▸ REQUIRED TASK:
Only lines with the word "first" are needed; collect each of them from the listing below.

[Records contained in a dataset]
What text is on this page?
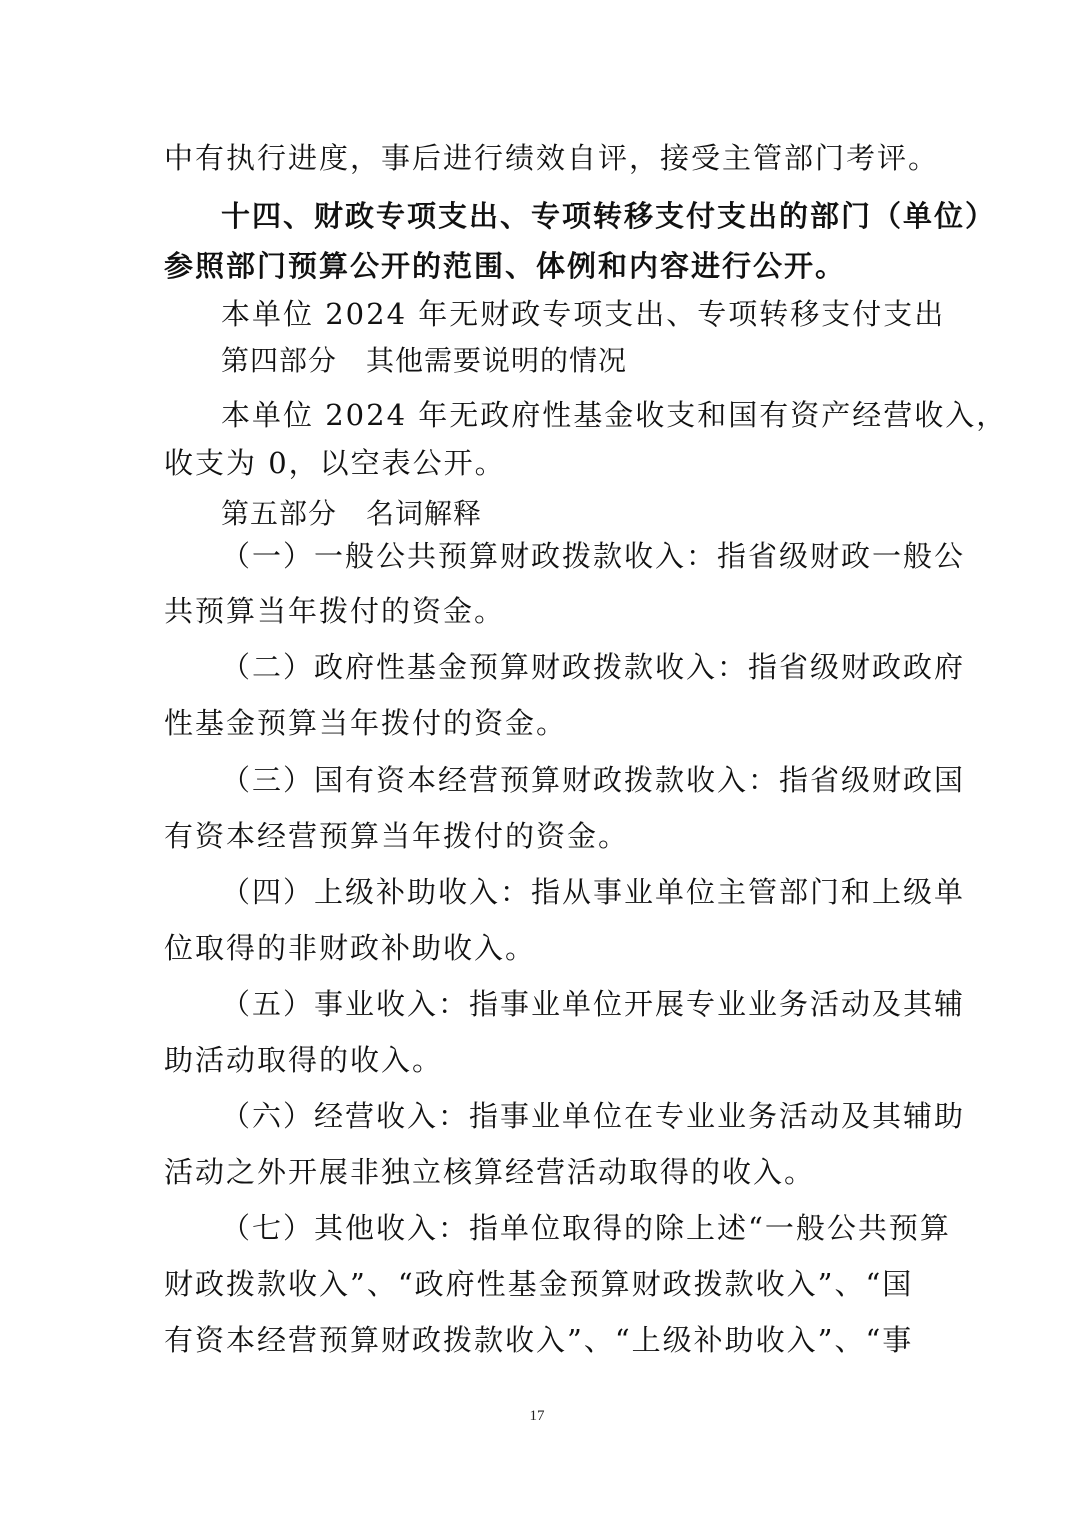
中有执行进度，事后进行绩效自评，接受主管部门考评。
十四、财政专项支出、专项转移支付支出的部门（单位）
参照部门预算公开的范围、体例和内容进行公开。
本单位 2024 年无财政专项支出、专项转移支付支出
第四部分　其他需要说明的情况
本单位 2024 年无政府性基金收支和国有资产经营收入，
收支为 0，以空表公开。
第五部分　名词解释
（一）一般公共预算财政拨款收入：指省级财政一般公
共预算当年拨付的资金。
（二）政府性基金预算财政拨款收入：指省级财政政府
性基金预算当年拨付的资金。
（三）国有资本经营预算财政拨款收入：指省级财政国
有资本经营预算当年拨付的资金。
（四）上级补助收入：指从事业单位主管部门和上级单
位取得的非财政补助收入。
（五）事业收入：指事业单位开展专业业务活动及其辅
助活动取得的收入。
（六）经营收入：指事业单位在专业业务活动及其辅助
活动之外开展非独立核算经营活动取得的收入。
（七）其他收入：指单位取得的除上述“一般公共预算
财政拨款收入”、“政府性基金预算财政拨款收入”、“国
有资本经营预算财政拨款收入”、“上级补助收入”、“事
17
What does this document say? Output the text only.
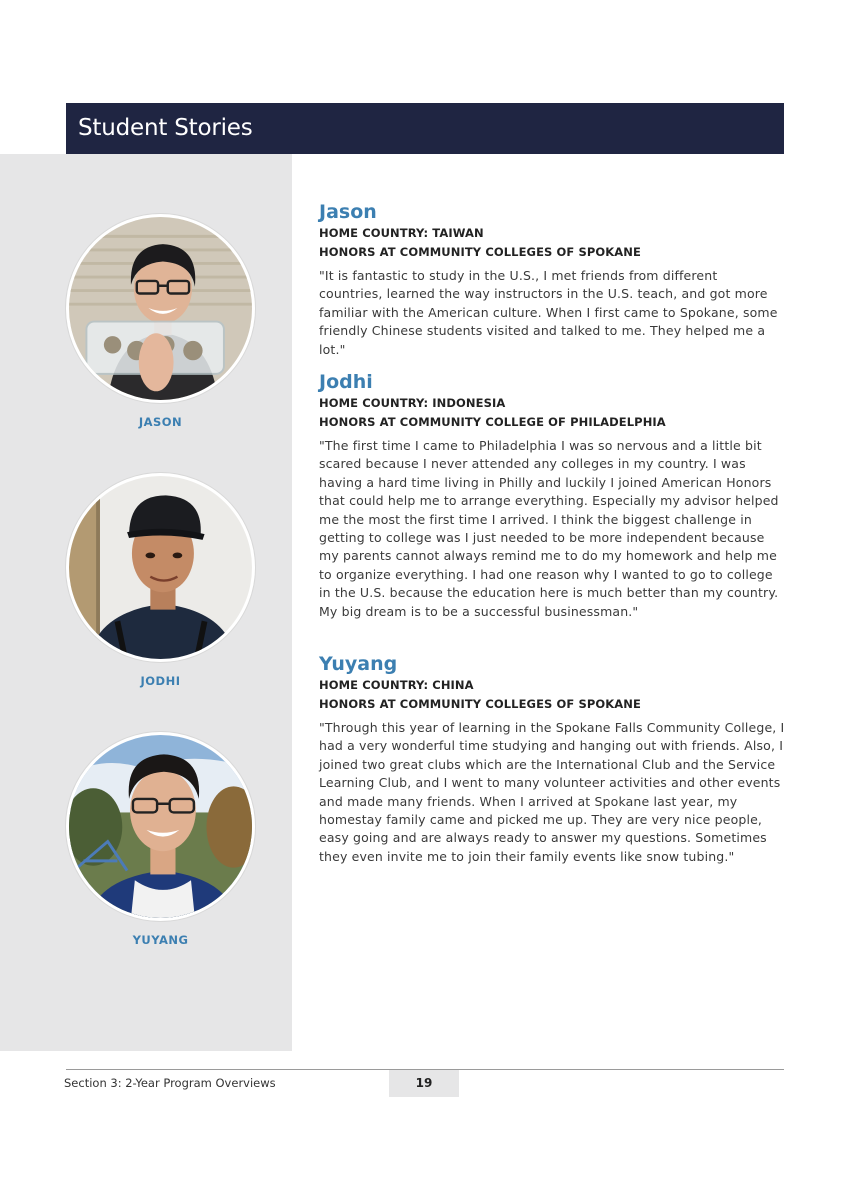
Student Stories
JASON
JODHI
YUYANG
Jason
HOME COUNTRY: TAIWAN
HONORS AT COMMUNITY COLLEGES OF SPOKANE
"It is fantastic to study in the U.S., I met friends from different countries, learned the way instructors in the U.S. teach, and got more familiar with the American culture. When I first came to Spokane, some friendly Chinese students visited and talked to me. They helped me a lot."
Jodhi
HOME COUNTRY: INDONESIA
HONORS AT COMMUNITY COLLEGE OF PHILADELPHIA
"The first time I came to Philadelphia I was so nervous and a little bit scared because I never attended any colleges in my country. I was having a hard time living in Philly and luckily I joined American Honors that could help me to arrange everything. Especially my advisor helped me the most the first time I arrived. I think the biggest challenge in getting to college was I just needed to be more independent because my parents cannot always remind me to do my homework and help me to organize everything. I had one reason why I wanted to go to college in the U.S. because the education here is much better than my country. My big dream is to be a successful businessman."
Yuyang
HOME COUNTRY: CHINA
HONORS AT COMMUNITY COLLEGES OF SPOKANE
"Through this year of learning in the Spokane Falls Community College, I had a very wonderful time studying and hanging out with friends. Also, I joined two great clubs which are the International Club and the Service Learning Club, and I went to many volunteer activities and other events and made many friends. When I arrived at Spokane last year, my homestay family came and picked me up. They are very nice people, easy going and are always ready to answer my questions. Sometimes they even invite me to join their family events like snow tubing."
Section 3: 2-Year Program Overviews	19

▸ TASK RESULT:
"It is fantastic to study in the U.S., I met friends from different countries, learned the way instructors in the U.S. teach, and got more familiar with the American culture. When I first came to Spokane, some friendly Chinese students visited and talked to me. They helped me a lot."
"The first time I came to Philadelphia I was so nervous and a little bit scared because I never attended any colleges in my country. I was having a hard time living in Philly and luckily I joined American Honors that could help me to arrange everything. Especially my advisor helped me the most the first time I arrived. I think the biggest challenge in getting to college was I just needed to be more independent because my parents cannot always remind me to do my homework and help me to organize everything. I had one reason why I wanted to go to college in the U.S. because the education here is much better than my country. My big dream is to be a successful businessman."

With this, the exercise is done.